== Entries supplied

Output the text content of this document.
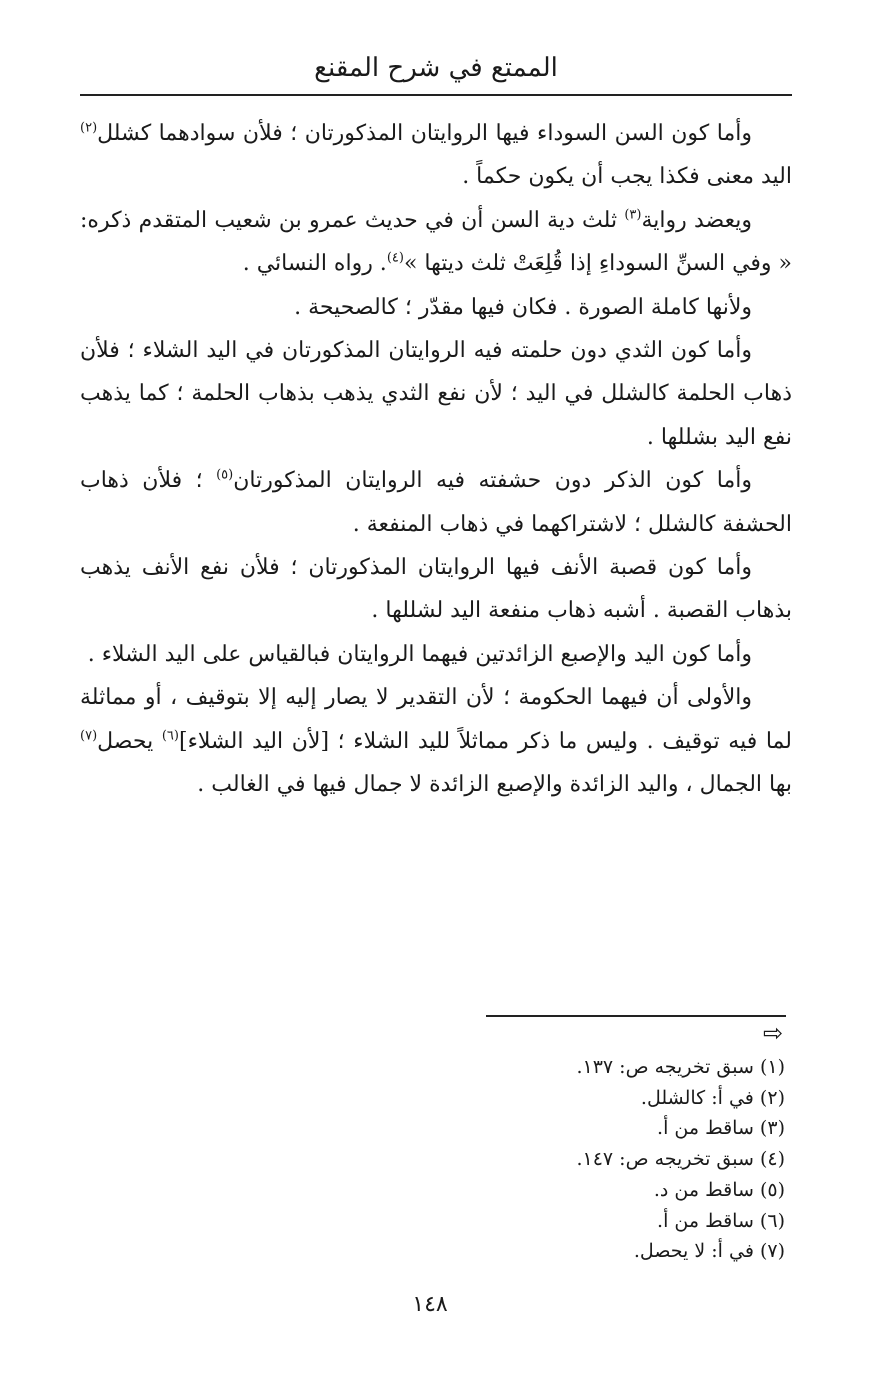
الممتع في شرح المقنع

وأما كون السن السوداء فيها الروايتان المذكورتان ؛ فلأن سوادهما كشلل$^{(٢)}$ اليد معنى فكذا يجب أن يكون حكماً .

ويعضد رواية$^{(٣)}$ ثلث دية السن أن في حديث عمرو بن شعيب المتقدم ذكره: « وفي السنِّ السوداءِ إذا قُلِعَتْ ثلث ديتها »$^{(٤)}$. رواه النسائي .

ولأنها كاملة الصورة . فكان فيها مقدّر ؛ كالصحيحة .

وأما كون الثدي دون حلمته فيه الروايتان المذكورتان في اليد الشلاء ؛ فلأن ذهاب الحلمة كالشلل في اليد ؛ لأن نفع الثدي يذهب بذهاب الحلمة ؛ كما يذهب نفع اليد بشللها .

وأما كون الذكر دون حشفته فيه الروايتان المذكورتان$^{(٥)}$ ؛ فلأن ذهاب الحشفة كالشلل ؛ لاشتراكهما في ذهاب المنفعة .

وأما كون قصبة الأنف فيها الروايتان المذكورتان ؛ فلأن نفع الأنف يذهب بذهاب القصبة . أشبه ذهاب منفعة اليد لشللها .

وأما كون اليد والإصبع الزائدتين فيهما الروايتان فبالقياس على اليد الشلاء .

والأولى أن فيهما الحكومة ؛ لأن التقدير لا يصار إليه إلا بتوقيف ، أو مماثلة لما فيه توقيف . وليس ما ذكر مماثلاً لليد الشلاء ؛ [لأن اليد الشلاء]$^{(٦)}$ يحصل$^{(٧)}$ بها الجمال ، واليد الزائدة والإصبع الزائدة لا جمال فيها في الغالب .

⇨
(١) سبق تخريجه ص: ١٣٧.
(٢) في أ: كالشلل.
(٣) ساقط من أ.
(٤) سبق تخريجه ص: ١٤٧.
(٥) ساقط من د.
(٦) ساقط من أ.
(٧) في أ: لا يحصل.
١٤٨
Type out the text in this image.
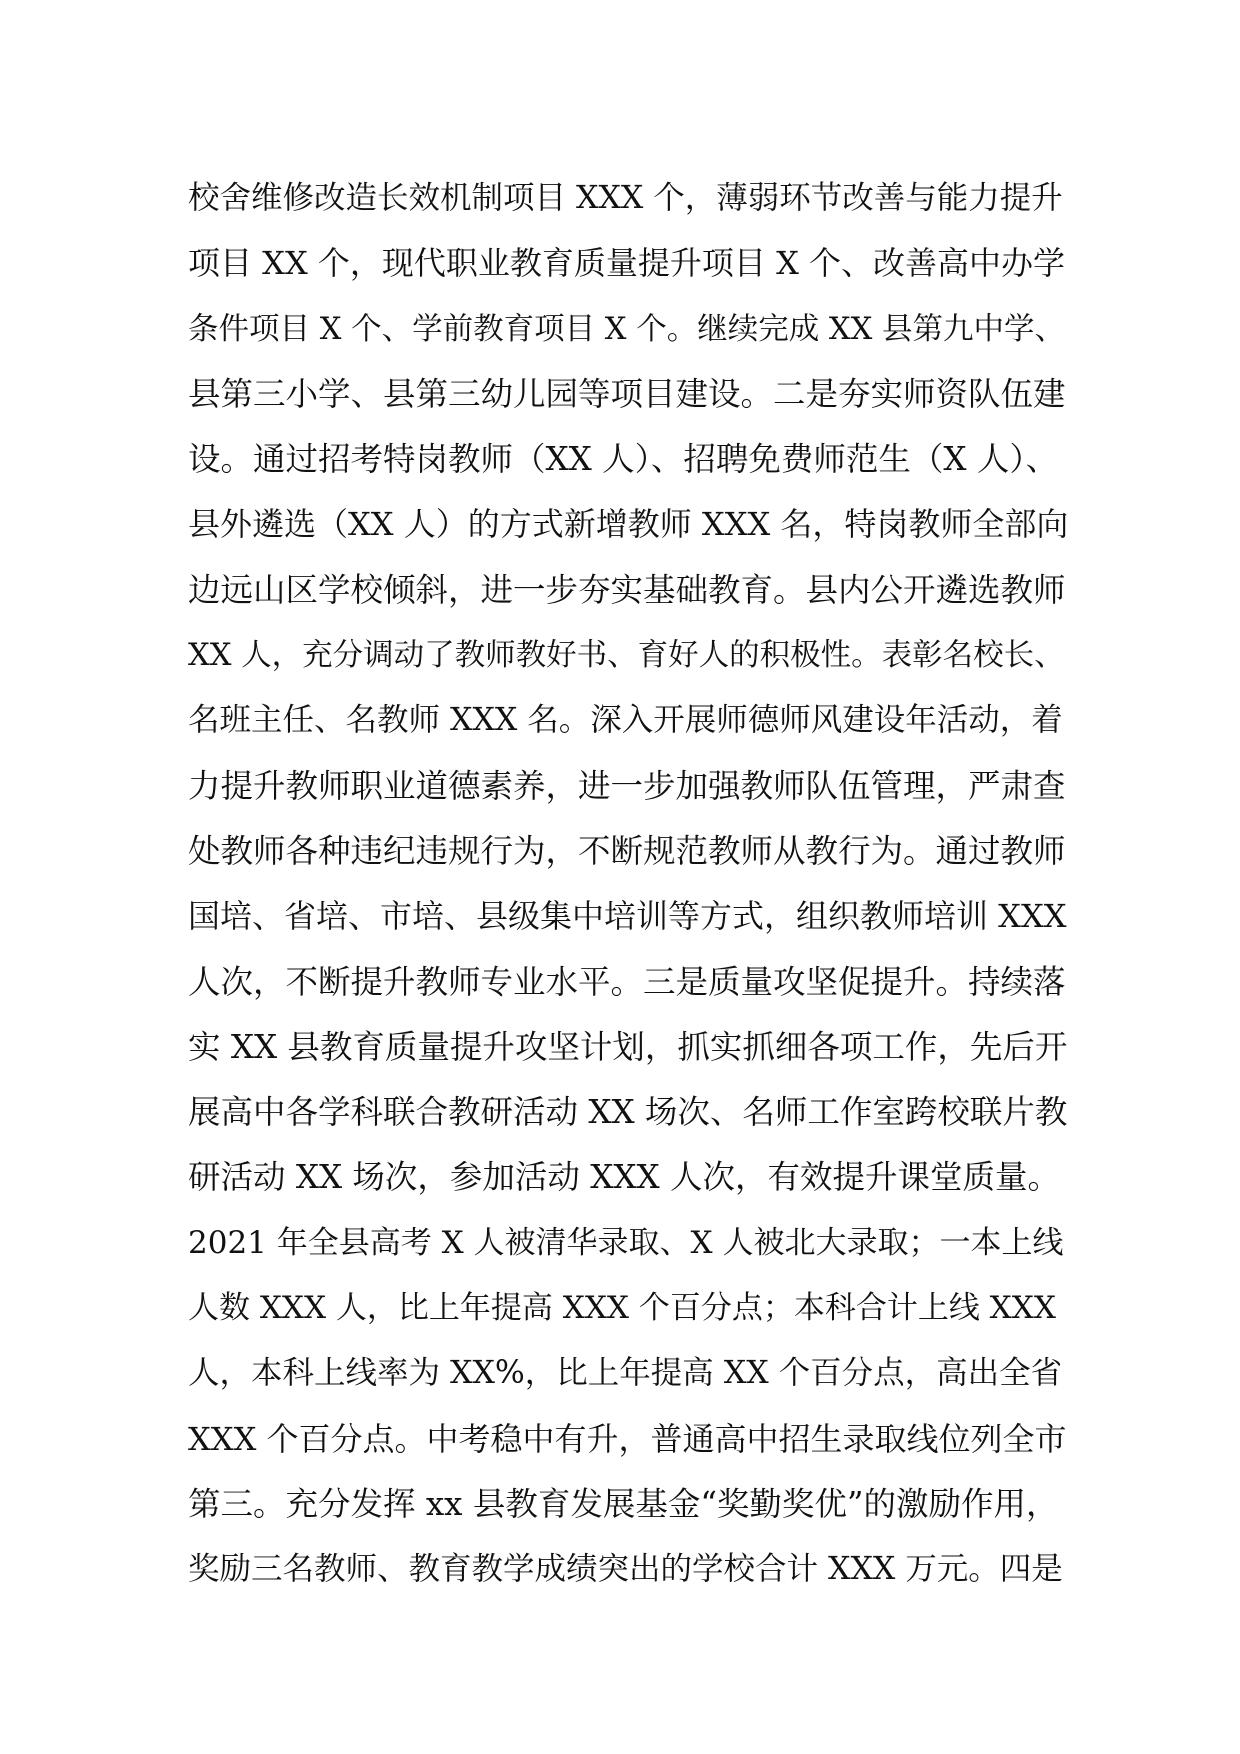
校舍维修改造长效机制项目 XXX 个，薄弱环节改善与能力提升
项目 XX 个，现代职业教育质量提升项目 X 个、改善高中办学
条件项目 X 个、学前教育项目 X 个。继续完成 XX 县第九中学、
县第三小学、县第三幼儿园等项目建设。二是夯实师资队伍建
设。通过招考特岗教师（XX 人）、招聘免费师范生（X 人）、
县外遴选（XX 人）的方式新增教师 XXX 名，特岗教师全部向
边远山区学校倾斜，进一步夯实基础教育。县内公开遴选教师
XX 人，充分调动了教师教好书、育好人的积极性。表彰名校长、
名班主任、名教师 XXX 名。深入开展师德师风建设年活动，着
力提升教师职业道德素养，进一步加强教师队伍管理，严肃查
处教师各种违纪违规行为，不断规范教师从教行为。通过教师
国培、省培、市培、县级集中培训等方式，组织教师培训 XXX
人次，不断提升教师专业水平。三是质量攻坚促提升。持续落
实 XX 县教育质量提升攻坚计划，抓实抓细各项工作，先后开
展高中各学科联合教研活动 XX 场次、名师工作室跨校联片教
研活动 XX 场次，参加活动 XXX 人次，有效提升课堂质量。
2021 年全县高考 X 人被清华录取、X 人被北大录取；一本上线
人数 XXX 人，比上年提高 XXX 个百分点；本科合计上线 XXX
人，本科上线率为 XX%，比上年提高 XX 个百分点，高出全省
XXX 个百分点。中考稳中有升，普通高中招生录取线位列全市
第三。充分发挥 xx 县教育发展基金“奖勤奖优”的激励作用，
奖励三名教师、教育教学成绩突出的学校合计 XXX 万元。四是
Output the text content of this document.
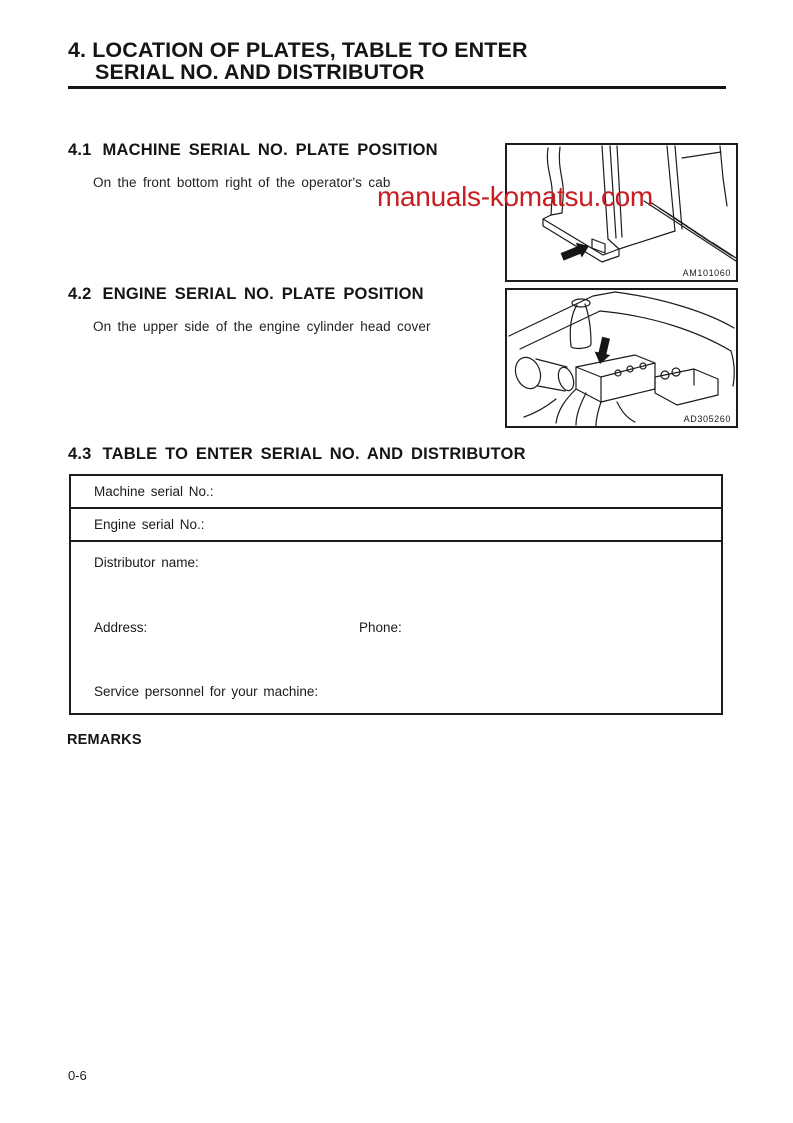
4. LOCATION OF PLATES, TABLE TO ENTER
SERIAL NO. AND DISTRIBUTOR
4.1 MACHINE SERIAL NO. PLATE POSITION

On the front bottom right of the operator's cab

manuals-komatsu.com
AM101060
4.2 ENGINE SERIAL NO. PLATE POSITION

On the upper side of the engine cylinder head cover

AD305260
4.3 TABLE TO ENTER SERIAL NO. AND DISTRIBUTOR
Machine serial No.:
Engine serial No.:
Distributor name:
Address:	Phone:
Service personnel for your machine:
REMARKS
0-6
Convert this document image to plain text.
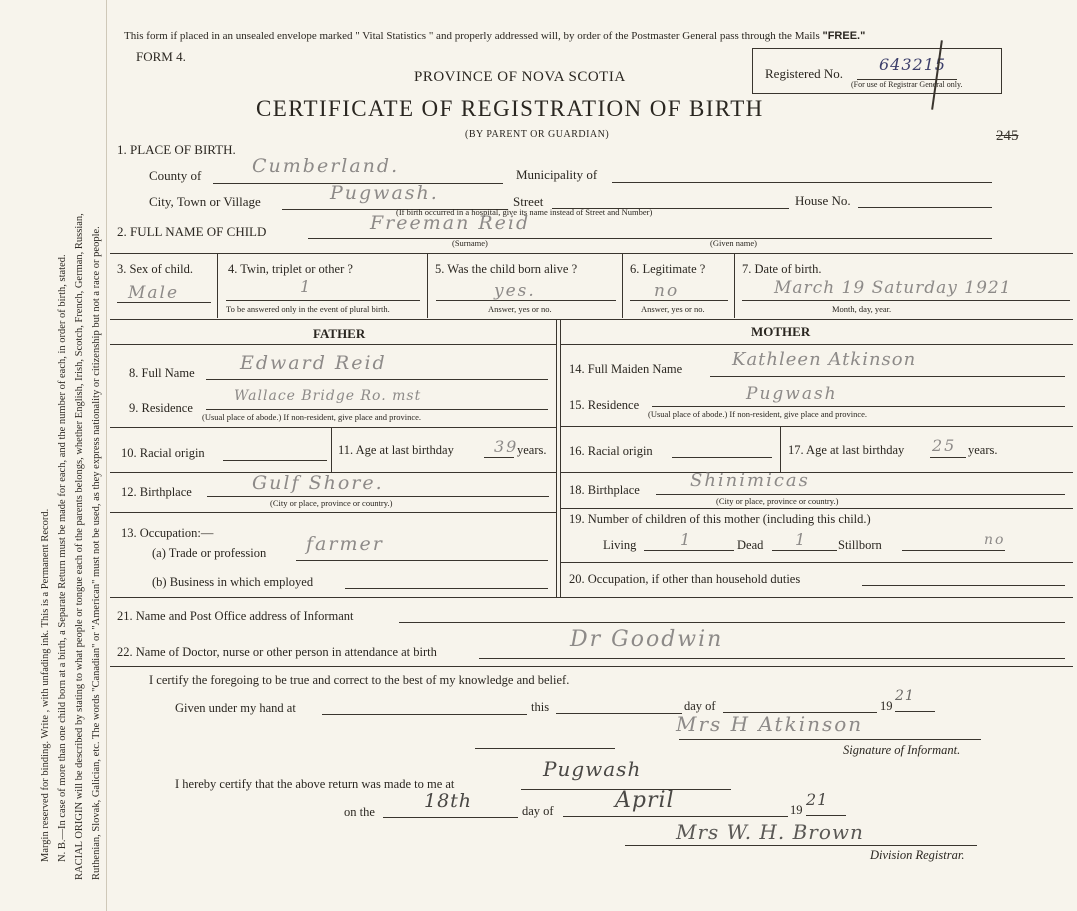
Margin reserved for binding. Write , with unfading ink. This is a Permanent Record. N. B.—In case of more than one child born at a birth, a Separate Return must be made for each, and the number of each, in order of birth, stated. RACIAL ORIGIN will be described by stating to what people or tongue each of the parents belongs, whether English, Irish, Scotch, French, German, Russian, Ruthenian, Slovak, Galician, etc. The words "Canadian" or "American" must not be used, as they express nationality or citizenship but not a race or people.
This form if placed in an unsealed envelope marked " Vital Statistics " and properly addressed will, by order of the Postmaster General pass through the Mails "FREE."
FORM 4.
PROVINCE OF NOVA SCOTIA
CERTIFICATE OF REGISTRATION OF BIRTH
(BY PARENT OR GUARDIAN)
Registered No. 643215
(For use of Registrar General only.
245
1. PLACE OF BIRTH.
County of	Cumberland.	Municipality of
City, Town or Village	Pugwash.	Street	House No.
(If birth occurred in a hospital, give its name instead of Street and Number)
2. FULL NAME OF CHILD	Freeman Reid
(Surname)	(Given name)
3. Sex of child.
Male
4. Twin, triplet or other ?
1
To be answered only in the event of plural birth.
5. Was the child born alive ?
yes.
Answer, yes or no.
6. Legitimate ?
no
Answer, yes or no.
7. Date of birth.
March 19 Saturday 1921
Month, day, year.
FATHER	MOTHER
8. Full Name Edward Reid
9. Residence
Wallace Bridge Ro. mst
(Usual place of abode.) If non-resident, give place and province.
10. Racial origin	11. Age at last birthday	39
years.
12. Birthplace	Gulf Shore.
(City or place, province or country.)
13. Occupation:—
(a) Trade or profession farmer
(b) Business in which employed
14. Full Maiden Name	Kathleen Atkinson
15. Residence
Pugwash
(Usual place of abode.) If non-resident, give place and province.
16. Racial origin	17. Age at last birthday 25 years.
18. Birthplace	Shinimicas
(City or place, province or country.)
19. Number of children of this mother (including this child.)
Living	1	Dead 1 Stillborn	no
20. Occupation, if other than household duties
21. Name and Post Office address of Informant
22. Name of Doctor, nurse or other person in attendance at birth	Dr Goodwin
I certify the foregoing to be true and correct to the best of my knowledge and belief.
Given under my hand at	this	day of	19
21
Mrs H Atkinson
Signature of Informant.
I hereby certify that the above return was made to me at
Pugwash
on the	18th	day of	April	19
21
Mrs W. H. Brown
Division Registrar.
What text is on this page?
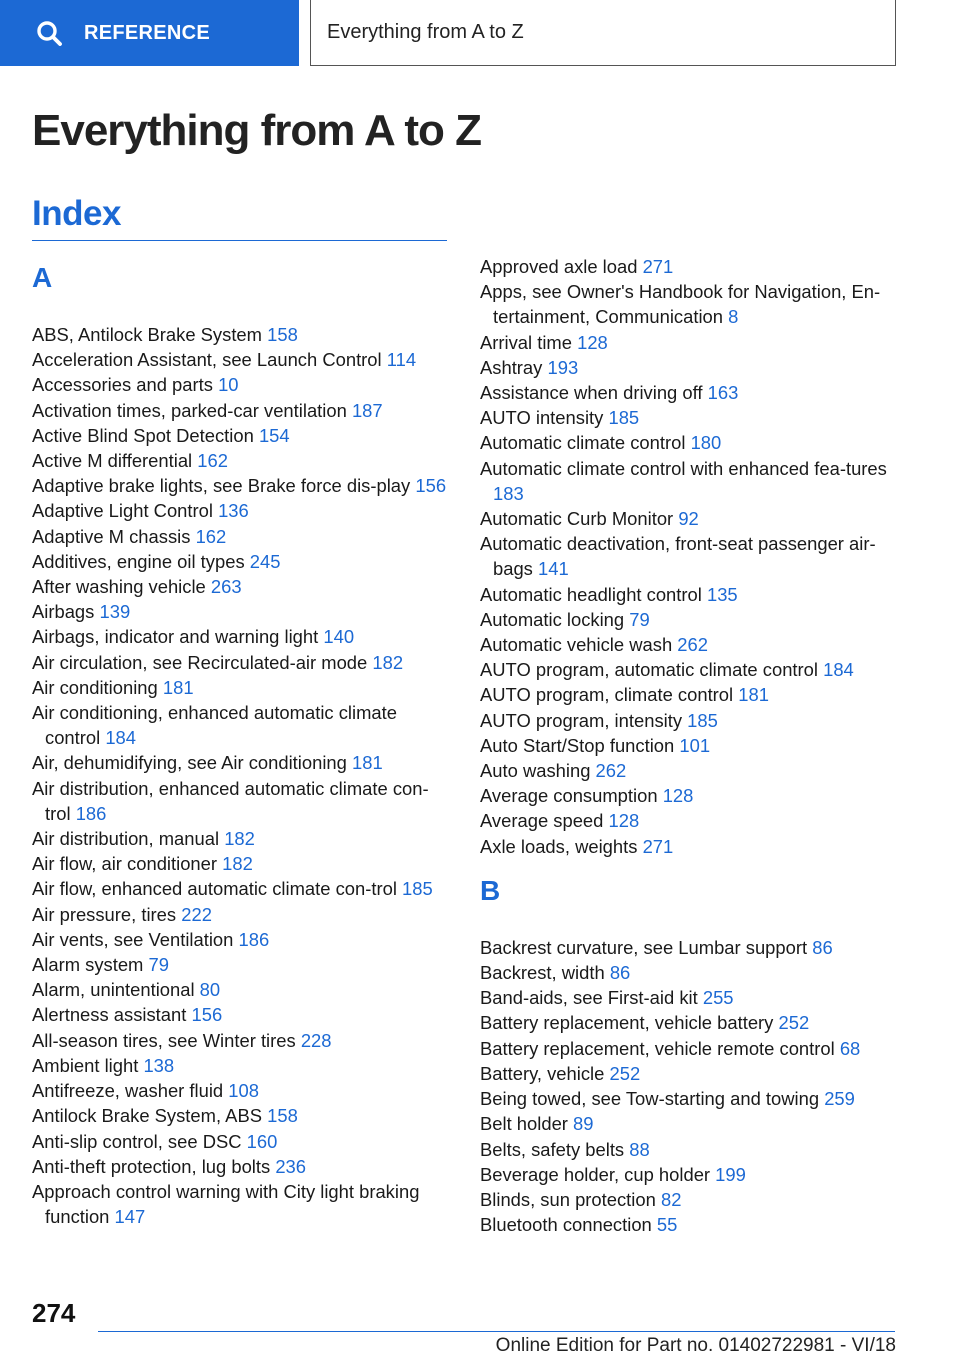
REFERENCE	Everything from A to Z
Everything from A to Z
Index
A
ABS, Antilock Brake System 158
Acceleration Assistant, see Launch Control 114
Accessories and parts 10
Activation times, parked-car ventilation 187
Active Blind Spot Detection 154
Active M differential 162
Adaptive brake lights, see Brake force dis-play 156
Adaptive Light Control 136
Adaptive M chassis 162
Additives, engine oil types 245
After washing vehicle 263
Airbags 139
Airbags, indicator and warning light 140
Air circulation, see Recirculated-air mode 182
Air conditioning 181
Air conditioning, enhanced automatic climate control 184
Air, dehumidifying, see Air conditioning 181
Air distribution, enhanced automatic climate con-trol 186
Air distribution, manual 182
Air flow, air conditioner 182
Air flow, enhanced automatic climate con-trol 185
Air pressure, tires 222
Air vents, see Ventilation 186
Alarm system 79
Alarm, unintentional 80
Alertness assistant 156
All-season tires, see Winter tires 228
Ambient light 138
Antifreeze, washer fluid 108
Antilock Brake System, ABS 158
Anti-slip control, see DSC 160
Anti-theft protection, lug bolts 236
Approach control warning with City light braking function 147
Approved axle load 271
Apps, see Owner's Handbook for Navigation, En-tertainment, Communication 8
Arrival time 128
Ashtray 193
Assistance when driving off 163
AUTO intensity 185
Automatic climate control 180
Automatic climate control with enhanced fea-tures 183
Automatic Curb Monitor 92
Automatic deactivation, front-seat passenger air-bags 141
Automatic headlight control 135
Automatic locking 79
Automatic vehicle wash 262
AUTO program, automatic climate control 184
AUTO program, climate control 181
AUTO program, intensity 185
Auto Start/Stop function 101
Auto washing 262
Average consumption 128
Average speed 128
Axle loads, weights 271
B
Backrest curvature, see Lumbar support 86
Backrest, width 86
Band-aids, see First-aid kit 255
Battery replacement, vehicle battery 252
Battery replacement, vehicle remote control 68
Battery, vehicle 252
Being towed, see Tow-starting and towing 259
Belt holder 89
Belts, safety belts 88
Beverage holder, cup holder 199
Blinds, sun protection 82
Bluetooth connection 55
274
Online Edition for Part no. 01402722981 - VI/18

====

Set problem
Show, from the material above, each line that includes the string "replacement".

Response to this task
Battery replacement, vehicle battery 252
Battery replacement, vehicle remote control 68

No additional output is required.